┌─ Records for this exercise

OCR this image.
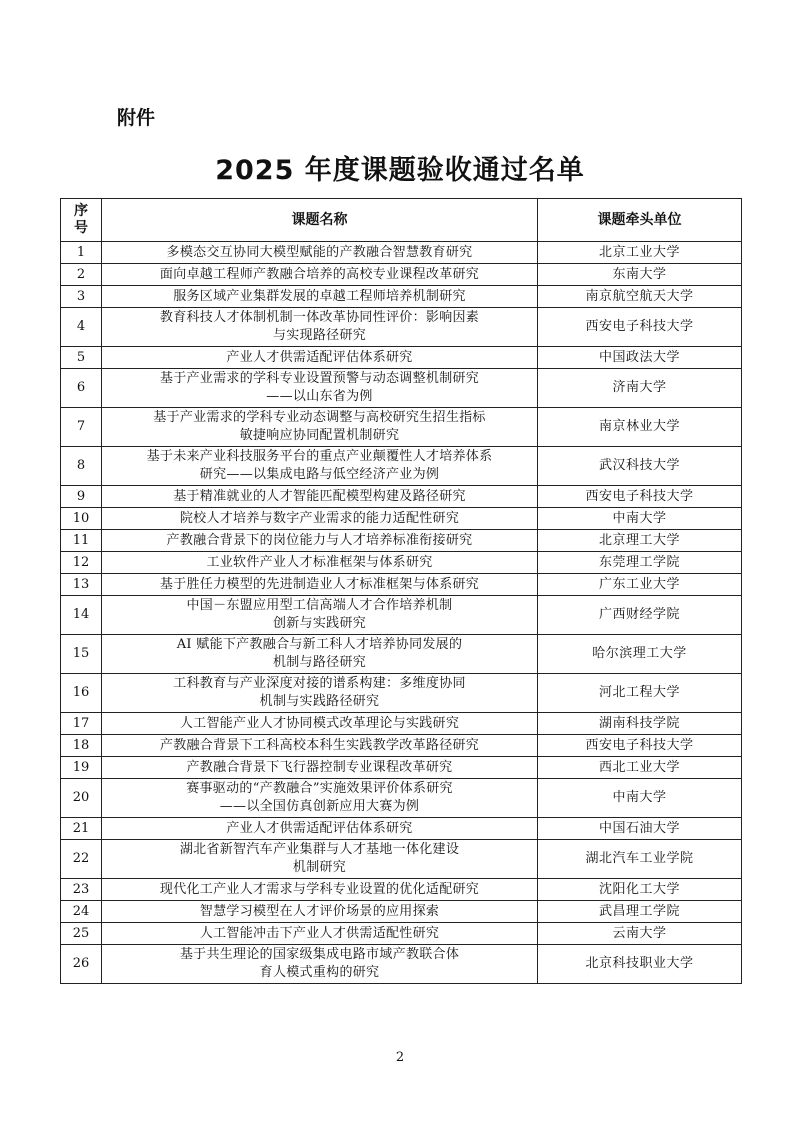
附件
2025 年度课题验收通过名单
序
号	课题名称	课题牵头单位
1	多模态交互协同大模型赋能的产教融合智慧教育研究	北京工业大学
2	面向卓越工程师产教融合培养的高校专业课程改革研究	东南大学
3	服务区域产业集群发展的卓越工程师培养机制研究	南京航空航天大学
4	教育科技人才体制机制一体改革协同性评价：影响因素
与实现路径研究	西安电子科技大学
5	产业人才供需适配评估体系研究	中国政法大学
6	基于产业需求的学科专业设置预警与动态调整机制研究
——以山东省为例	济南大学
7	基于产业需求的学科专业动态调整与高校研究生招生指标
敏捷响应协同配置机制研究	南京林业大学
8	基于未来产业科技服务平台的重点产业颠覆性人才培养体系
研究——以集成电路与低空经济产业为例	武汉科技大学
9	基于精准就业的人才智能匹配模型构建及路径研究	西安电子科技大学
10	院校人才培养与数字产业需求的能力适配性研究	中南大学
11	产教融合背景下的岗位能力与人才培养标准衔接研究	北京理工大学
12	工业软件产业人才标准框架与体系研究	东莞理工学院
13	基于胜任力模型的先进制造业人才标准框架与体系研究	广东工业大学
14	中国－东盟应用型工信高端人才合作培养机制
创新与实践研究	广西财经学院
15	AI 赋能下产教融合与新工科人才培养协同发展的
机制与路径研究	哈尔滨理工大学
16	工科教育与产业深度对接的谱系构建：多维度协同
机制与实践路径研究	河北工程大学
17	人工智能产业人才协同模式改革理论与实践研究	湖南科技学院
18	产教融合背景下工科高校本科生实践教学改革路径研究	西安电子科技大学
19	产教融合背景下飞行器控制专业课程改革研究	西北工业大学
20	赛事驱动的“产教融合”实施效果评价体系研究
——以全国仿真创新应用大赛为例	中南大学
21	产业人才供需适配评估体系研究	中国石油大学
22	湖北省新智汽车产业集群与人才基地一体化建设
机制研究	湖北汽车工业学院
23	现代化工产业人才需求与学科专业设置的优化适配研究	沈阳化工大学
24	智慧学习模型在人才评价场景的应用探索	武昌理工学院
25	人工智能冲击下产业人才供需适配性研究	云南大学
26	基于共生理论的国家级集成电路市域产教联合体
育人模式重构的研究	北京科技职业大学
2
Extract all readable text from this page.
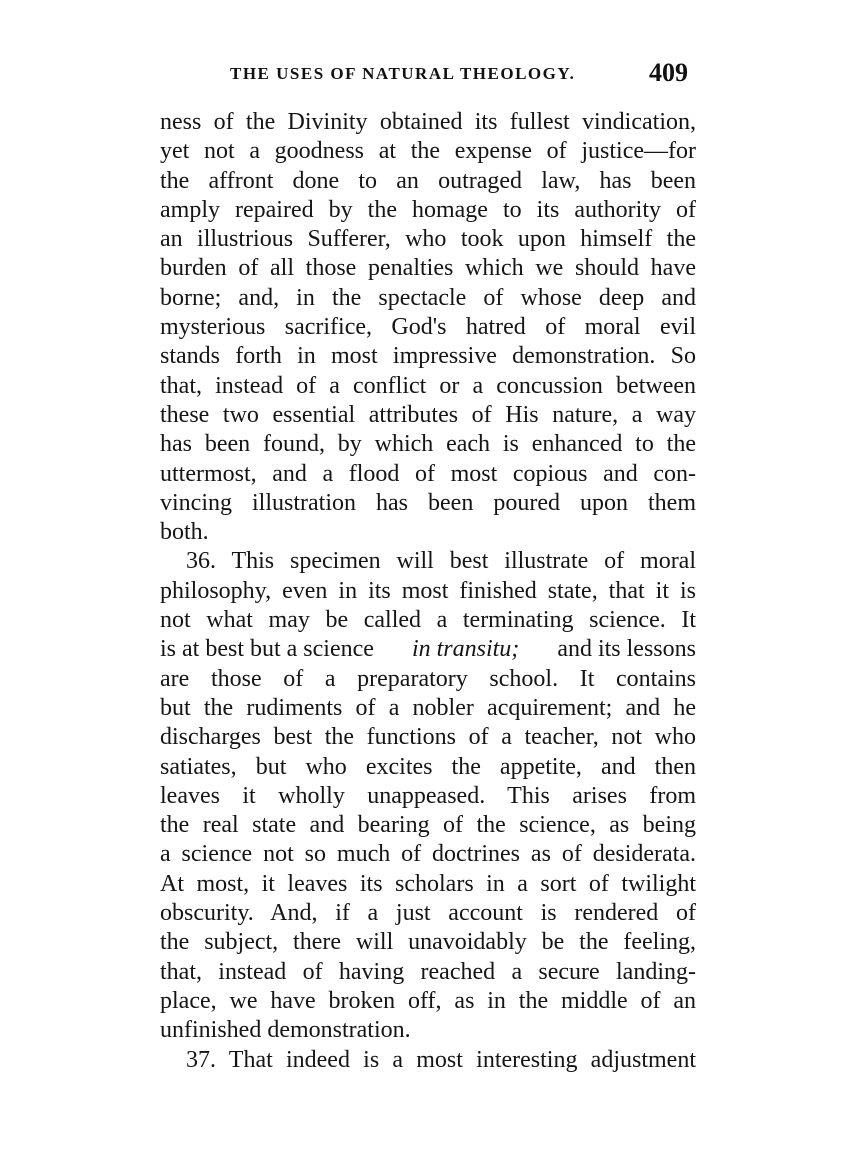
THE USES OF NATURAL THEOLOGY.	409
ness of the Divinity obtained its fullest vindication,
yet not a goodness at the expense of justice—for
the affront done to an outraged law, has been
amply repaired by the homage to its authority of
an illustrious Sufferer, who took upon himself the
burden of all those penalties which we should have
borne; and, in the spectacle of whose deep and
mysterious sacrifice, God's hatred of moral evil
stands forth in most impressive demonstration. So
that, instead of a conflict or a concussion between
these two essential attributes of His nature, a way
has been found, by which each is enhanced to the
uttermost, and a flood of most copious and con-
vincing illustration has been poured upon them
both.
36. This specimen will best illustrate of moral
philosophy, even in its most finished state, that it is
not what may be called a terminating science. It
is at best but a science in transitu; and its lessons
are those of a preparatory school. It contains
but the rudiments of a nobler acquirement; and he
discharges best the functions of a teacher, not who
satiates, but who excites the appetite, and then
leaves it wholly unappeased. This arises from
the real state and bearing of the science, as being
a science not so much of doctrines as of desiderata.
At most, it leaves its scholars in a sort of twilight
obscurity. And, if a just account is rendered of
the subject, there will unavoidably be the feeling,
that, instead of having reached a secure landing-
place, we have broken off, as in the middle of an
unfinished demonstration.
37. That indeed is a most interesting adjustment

└─

### [Problem to solve]
Every line of the material is to be quoted exactly, with no pictures carried over.

### [Response to this exercise]
OCR this image.
附件
2025 年度课题验收通过名单
序
号	课题名称	课题牵头单位
1	多模态交互协同大模型赋能的产教融合智慧教育研究	北京工业大学
2	面向卓越工程师产教融合培养的高校专业课程改革研究	东南大学
3	服务区域产业集群发展的卓越工程师培养机制研究	南京航空航天大学
4	教育科技人才体制机制一体改革协同性评价：影响因素
与实现路径研究	西安电子科技大学
5	产业人才供需适配评估体系研究	中国政法大学
6	基于产业需求的学科专业设置预警与动态调整机制研究
——以山东省为例	济南大学
7	基于产业需求的学科专业动态调整与高校研究生招生指标
敏捷响应协同配置机制研究	南京林业大学
8	基于未来产业科技服务平台的重点产业颠覆性人才培养体系
研究——以集成电路与低空经济产业为例	武汉科技大学
9	基于精准就业的人才智能匹配模型构建及路径研究	西安电子科技大学
10	院校人才培养与数字产业需求的能力适配性研究	中南大学
11	产教融合背景下的岗位能力与人才培养标准衔接研究	北京理工大学
12	工业软件产业人才标准框架与体系研究	东莞理工学院
13	基于胜任力模型的先进制造业人才标准框架与体系研究	广东工业大学
14	中国－东盟应用型工信高端人才合作培养机制
创新与实践研究	广西财经学院
15	AI 赋能下产教融合与新工科人才培养协同发展的
机制与路径研究	哈尔滨理工大学
16	工科教育与产业深度对接的谱系构建：多维度协同
机制与实践路径研究	河北工程大学
17	人工智能产业人才协同模式改革理论与实践研究	湖南科技学院
18	产教融合背景下工科高校本科生实践教学改革路径研究	西安电子科技大学
19	产教融合背景下飞行器控制专业课程改革研究	西北工业大学
20	赛事驱动的“产教融合”实施效果评价体系研究
——以全国仿真创新应用大赛为例	中南大学
21	产业人才供需适配评估体系研究	中国石油大学
22	湖北省新智汽车产业集群与人才基地一体化建设
机制研究	湖北汽车工业学院
23	现代化工产业人才需求与学科专业设置的优化适配研究	沈阳化工大学
24	智慧学习模型在人才评价场景的应用探索	武昌理工学院
25	人工智能冲击下产业人才供需适配性研究	云南大学
26	基于共生理论的国家级集成电路市域产教联合体
育人模式重构的研究	北京科技职业大学
2
Extract all readable text from this page.
THE USES OF NATURAL THEOLOGY.	409
ness of the Divinity obtained its fullest vindication,
yet not a goodness at the expense of justice—for
the affront done to an outraged law, has been
amply repaired by the homage to its authority of
an illustrious Sufferer, who took upon himself the
burden of all those penalties which we should have
borne; and, in the spectacle of whose deep and
mysterious sacrifice, God's hatred of moral evil
stands forth in most impressive demonstration. So
that, instead of a conflict or a concussion between
these two essential attributes of His nature, a way
has been found, by which each is enhanced to the
uttermost, and a flood of most copious and con-
vincing illustration has been poured upon them
both.
36. This specimen will best illustrate of moral
philosophy, even in its most finished state, that it is
not what may be called a terminating science. It
is at best but a science in transitu; and its lessons
are those of a preparatory school. It contains
but the rudiments of a nobler acquirement; and he
discharges best the functions of a teacher, not who
satiates, but who excites the appetite, and then
leaves it wholly unappeased. This arises from
the real state and bearing of the science, as being
a science not so much of doctrines as of desiderata.
At most, it leaves its scholars in a sort of twilight
obscurity. And, if a just account is rendered of
the subject, there will unavoidably be the feeling,
that, instead of having reached a secure landing-
place, we have broken off, as in the middle of an
unfinished demonstration.
37. That indeed is a most interesting adjustment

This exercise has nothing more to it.